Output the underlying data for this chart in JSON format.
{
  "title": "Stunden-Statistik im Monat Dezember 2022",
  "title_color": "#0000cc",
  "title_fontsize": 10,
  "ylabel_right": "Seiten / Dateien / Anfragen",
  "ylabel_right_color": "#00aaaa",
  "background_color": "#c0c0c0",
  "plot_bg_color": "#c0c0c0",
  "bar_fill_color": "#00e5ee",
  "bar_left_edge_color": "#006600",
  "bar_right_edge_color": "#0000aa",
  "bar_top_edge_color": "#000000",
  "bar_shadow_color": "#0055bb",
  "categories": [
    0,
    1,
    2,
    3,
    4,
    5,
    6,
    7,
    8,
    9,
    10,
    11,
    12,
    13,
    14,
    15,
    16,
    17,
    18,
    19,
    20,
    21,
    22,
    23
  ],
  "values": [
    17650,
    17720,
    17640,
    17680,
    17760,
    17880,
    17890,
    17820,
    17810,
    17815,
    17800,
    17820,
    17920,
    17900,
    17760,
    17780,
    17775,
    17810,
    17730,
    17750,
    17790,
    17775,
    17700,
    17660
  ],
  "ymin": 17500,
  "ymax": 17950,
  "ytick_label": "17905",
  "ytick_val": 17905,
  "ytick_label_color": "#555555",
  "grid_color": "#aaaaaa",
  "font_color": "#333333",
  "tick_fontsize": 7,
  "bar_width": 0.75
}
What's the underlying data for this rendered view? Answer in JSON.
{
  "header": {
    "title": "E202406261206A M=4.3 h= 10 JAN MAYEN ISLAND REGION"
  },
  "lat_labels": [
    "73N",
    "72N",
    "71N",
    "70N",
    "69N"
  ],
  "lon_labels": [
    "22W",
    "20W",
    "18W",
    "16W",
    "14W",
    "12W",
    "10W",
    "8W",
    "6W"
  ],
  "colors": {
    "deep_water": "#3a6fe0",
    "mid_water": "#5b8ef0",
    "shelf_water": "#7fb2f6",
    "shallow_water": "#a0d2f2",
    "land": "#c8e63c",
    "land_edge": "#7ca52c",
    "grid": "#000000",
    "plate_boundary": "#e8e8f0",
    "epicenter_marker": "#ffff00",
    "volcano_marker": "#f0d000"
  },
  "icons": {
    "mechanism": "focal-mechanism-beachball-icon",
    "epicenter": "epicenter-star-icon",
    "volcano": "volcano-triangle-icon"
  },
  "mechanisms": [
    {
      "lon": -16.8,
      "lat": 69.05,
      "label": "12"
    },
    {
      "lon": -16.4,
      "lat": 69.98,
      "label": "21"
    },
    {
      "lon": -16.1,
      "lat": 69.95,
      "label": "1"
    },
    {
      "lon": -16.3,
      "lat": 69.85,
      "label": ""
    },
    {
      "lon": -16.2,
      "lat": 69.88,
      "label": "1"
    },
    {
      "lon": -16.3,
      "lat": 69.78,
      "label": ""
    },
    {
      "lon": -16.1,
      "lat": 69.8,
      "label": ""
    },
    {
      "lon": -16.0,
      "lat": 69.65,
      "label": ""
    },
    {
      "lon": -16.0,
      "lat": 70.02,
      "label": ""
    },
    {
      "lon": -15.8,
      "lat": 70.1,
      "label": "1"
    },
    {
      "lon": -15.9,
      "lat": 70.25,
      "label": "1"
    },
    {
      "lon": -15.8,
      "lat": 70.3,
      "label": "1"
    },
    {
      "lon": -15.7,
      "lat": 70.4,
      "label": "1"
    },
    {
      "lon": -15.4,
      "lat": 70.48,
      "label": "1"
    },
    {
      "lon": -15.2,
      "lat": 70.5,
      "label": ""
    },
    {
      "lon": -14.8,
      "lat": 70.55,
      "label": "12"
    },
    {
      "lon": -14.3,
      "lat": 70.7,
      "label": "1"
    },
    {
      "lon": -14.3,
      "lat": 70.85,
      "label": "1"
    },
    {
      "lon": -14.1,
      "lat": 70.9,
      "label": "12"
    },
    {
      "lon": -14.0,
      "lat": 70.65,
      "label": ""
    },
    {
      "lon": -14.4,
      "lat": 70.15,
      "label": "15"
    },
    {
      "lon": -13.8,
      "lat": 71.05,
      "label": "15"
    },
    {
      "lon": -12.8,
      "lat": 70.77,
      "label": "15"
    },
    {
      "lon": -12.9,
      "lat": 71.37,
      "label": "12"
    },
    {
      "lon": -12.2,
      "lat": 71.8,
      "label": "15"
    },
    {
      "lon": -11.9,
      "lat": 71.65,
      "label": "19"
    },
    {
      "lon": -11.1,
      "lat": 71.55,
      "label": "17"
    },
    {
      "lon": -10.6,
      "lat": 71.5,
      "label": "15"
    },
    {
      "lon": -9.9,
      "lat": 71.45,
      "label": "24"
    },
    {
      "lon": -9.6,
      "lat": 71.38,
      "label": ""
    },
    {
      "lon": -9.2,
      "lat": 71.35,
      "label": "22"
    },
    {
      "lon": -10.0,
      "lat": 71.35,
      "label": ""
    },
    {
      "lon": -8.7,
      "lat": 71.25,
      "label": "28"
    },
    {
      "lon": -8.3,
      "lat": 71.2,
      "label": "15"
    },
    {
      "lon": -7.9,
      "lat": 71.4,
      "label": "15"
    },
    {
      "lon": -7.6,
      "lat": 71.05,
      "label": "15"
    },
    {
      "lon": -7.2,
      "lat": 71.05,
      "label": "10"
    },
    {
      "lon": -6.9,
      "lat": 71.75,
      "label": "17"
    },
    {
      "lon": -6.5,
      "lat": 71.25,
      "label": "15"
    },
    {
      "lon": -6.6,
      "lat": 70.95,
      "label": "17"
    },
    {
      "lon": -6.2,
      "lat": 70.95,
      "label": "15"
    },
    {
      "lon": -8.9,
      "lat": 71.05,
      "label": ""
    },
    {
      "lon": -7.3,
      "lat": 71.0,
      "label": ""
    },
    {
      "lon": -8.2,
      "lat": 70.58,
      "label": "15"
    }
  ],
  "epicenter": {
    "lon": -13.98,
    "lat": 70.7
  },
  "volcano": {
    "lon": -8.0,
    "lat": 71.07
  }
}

════════════════

GIVEN INSTRUCTION: The word "underlying" may turn up on some lines of these records; say how many, with no other words.

RESULT: 2